======== STORED DATA ========

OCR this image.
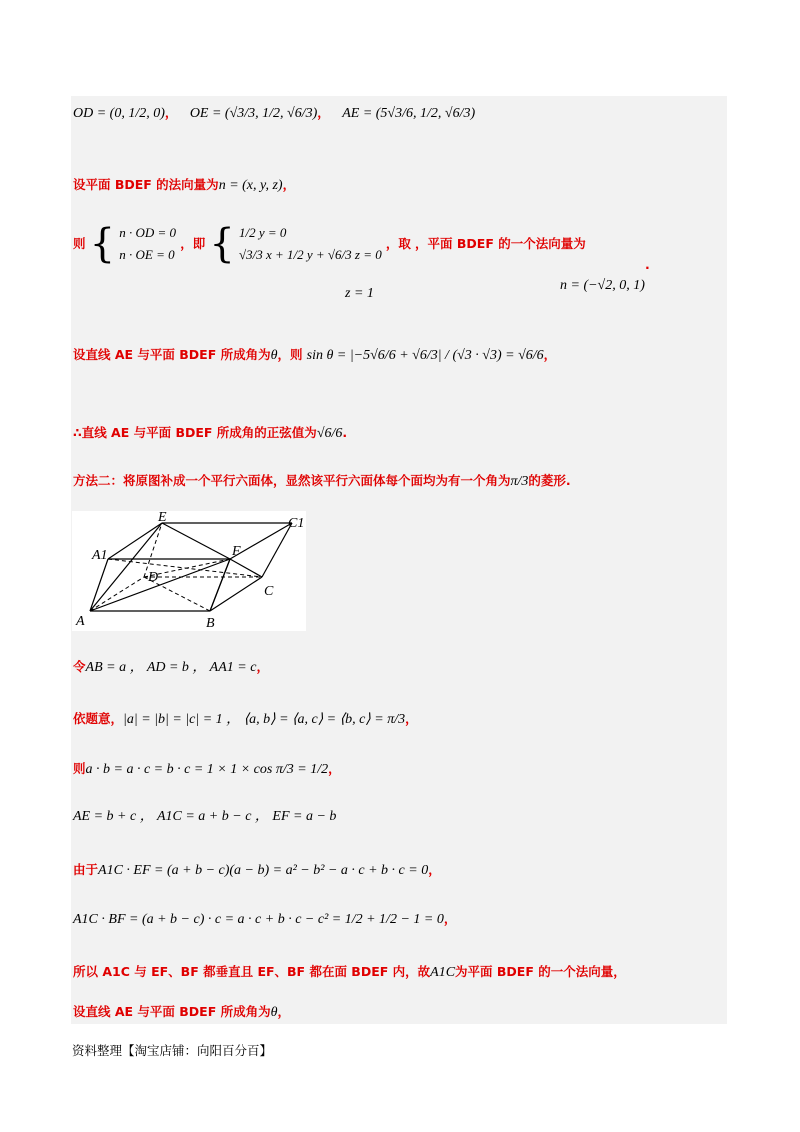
OD = (0, 1/2, 0)， OE = (√3/3, 1/2, √6/3)， AE = (5√3/6, 1/2, √6/3)
设平面 BDEF 的法向量为n = (x, y, z)，
则 { n · OD = 0
n · OE = 0
，即 { 1/2 y = 0
√3/3 x + 1/2 y + √6/3 z = 0
，取 ，平面 BDEF 的一个法向量为
z = 1
n = (−√2, 0, 1)
.
设直线 AE 与平面 BDEF 所成角为θ，则 sin θ = |−5√6/6 + √6/3| / (√3 · √3) = √6/6，
∴直线 AE 与平面 BDEF 所成角的正弦值为√6/6.
方法二：将原图补成一个平行六面体，显然该平行六面体每个面均为有一个角为π/3的菱形.
E	C1
A1	F
D
C
A	B
令AB = a ， AD = b ， AA1 = c，
依题意，|a| = |b| = |c| = 1 ， ⟨a, b⟩ = ⟨a, c⟩ = ⟨b, c⟩ = π/3，
则a · b = a · c = b · c = 1 × 1 × cos π/3 = 1/2，
AE = b + c ， A1C = a + b − c ， EF = a − b
由于A1C · EF = (a + b − c)(a − b) = a² − b² − a · c + b · c = 0，
A1C · BF = (a + b − c) · c = a · c + b · c − c² = 1/2 + 1/2 − 1 = 0，
所以 A1C 与 EF、BF 都垂直且 EF、BF 都在面 BDEF 内，故A1C为平面 BDEF 的一个法向量，
设直线 AE 与平面 BDEF 所成角为θ，
资料整理【淘宝店铺：向阳百分百】
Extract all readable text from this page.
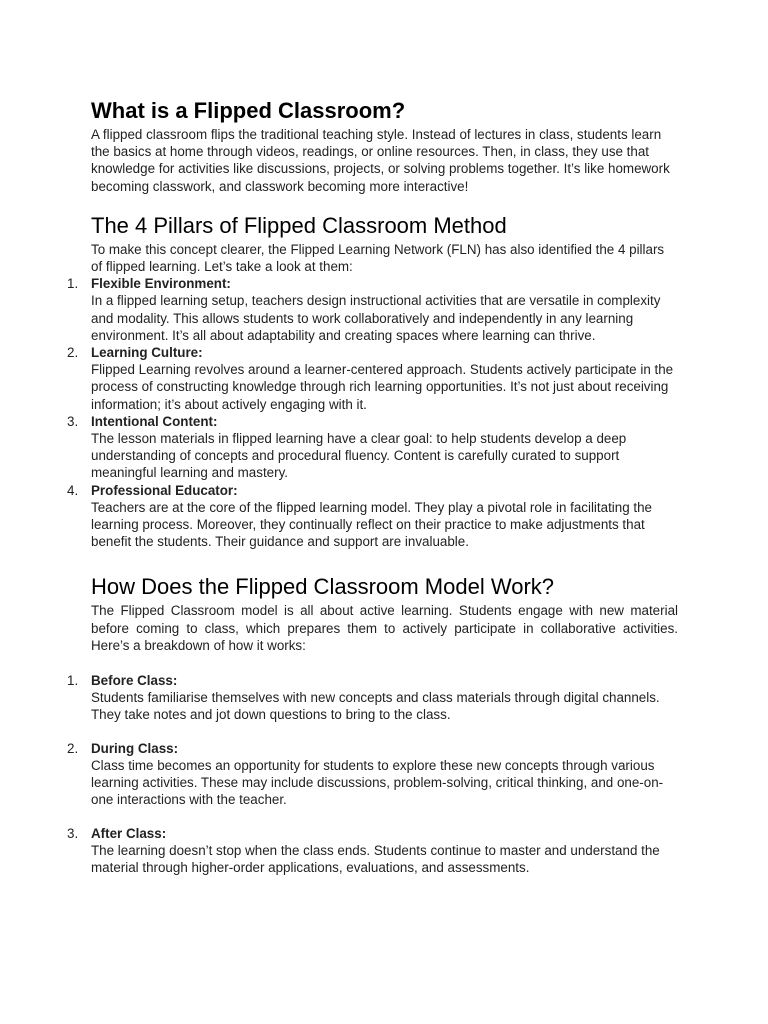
What is a Flipped Classroom?

A flipped classroom flips the traditional teaching style. Instead of lectures in class, students learn the basics at home through videos, readings, or online resources. Then, in class, they use that knowledge for activities like discussions, projects, or solving problems together. It’s like homework becoming classwork, and classwork becoming more interactive!

The 4 Pillars of Flipped Classroom Method

To make this concept clearer, the Flipped Learning Network (FLN) has also identified the 4 pillars of flipped learning. Let’s take a look at them:

1. Flexible Environment:

In a flipped learning setup, teachers design instructional activities that are versatile in complexity and modality. This allows students to work collaboratively and independently in any learning environment. It’s all about adaptability and creating spaces where learning can thrive.

2. Learning Culture:

Flipped Learning revolves around a learner-centered approach. Students actively participate in the process of constructing knowledge through rich learning opportunities. It’s not just about receiving information; it’s about actively engaging with it.

3. Intentional Content:

The lesson materials in flipped learning have a clear goal: to help students develop a deep understanding of concepts and procedural fluency. Content is carefully curated to support meaningful learning and mastery.

4. Professional Educator:

Teachers are at the core of the flipped learning model. They play a pivotal role in facilitating the learning process. Moreover, they continually reflect on their practice to make adjustments that benefit the students. Their guidance and support are invaluable.

How Does the Flipped Classroom Model Work?

The Flipped Classroom model is all about active learning. Students engage with new material before coming to class, which prepares them to actively participate in collaborative activities. Here’s a breakdown of how it works:

1. Before Class:

Students familiarise themselves with new concepts and class materials through digital channels. They take notes and jot down questions to bring to the class.

2. During Class:

Class time becomes an opportunity for students to explore these new concepts through various learning activities. These may include discussions, problem-solving, critical thinking, and one-on-one interactions with the teacher.

3. After Class:

The learning doesn’t stop when the class ends. Students continue to master and understand the material through higher-order applications, evaluations, and assessments.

========

[PROBLEM] Return each line among the entries that holds the word "materials".

[TASK RESPONSE]
The lesson materials in flipped learning have a clear goal: to help students develop a deep understanding of concepts and procedural fluency. Content is carefully curated to support meaningful learning and mastery.
Students familiarise themselves with new concepts and class materials through digital channels. They take notes and jot down questions to bring to the class.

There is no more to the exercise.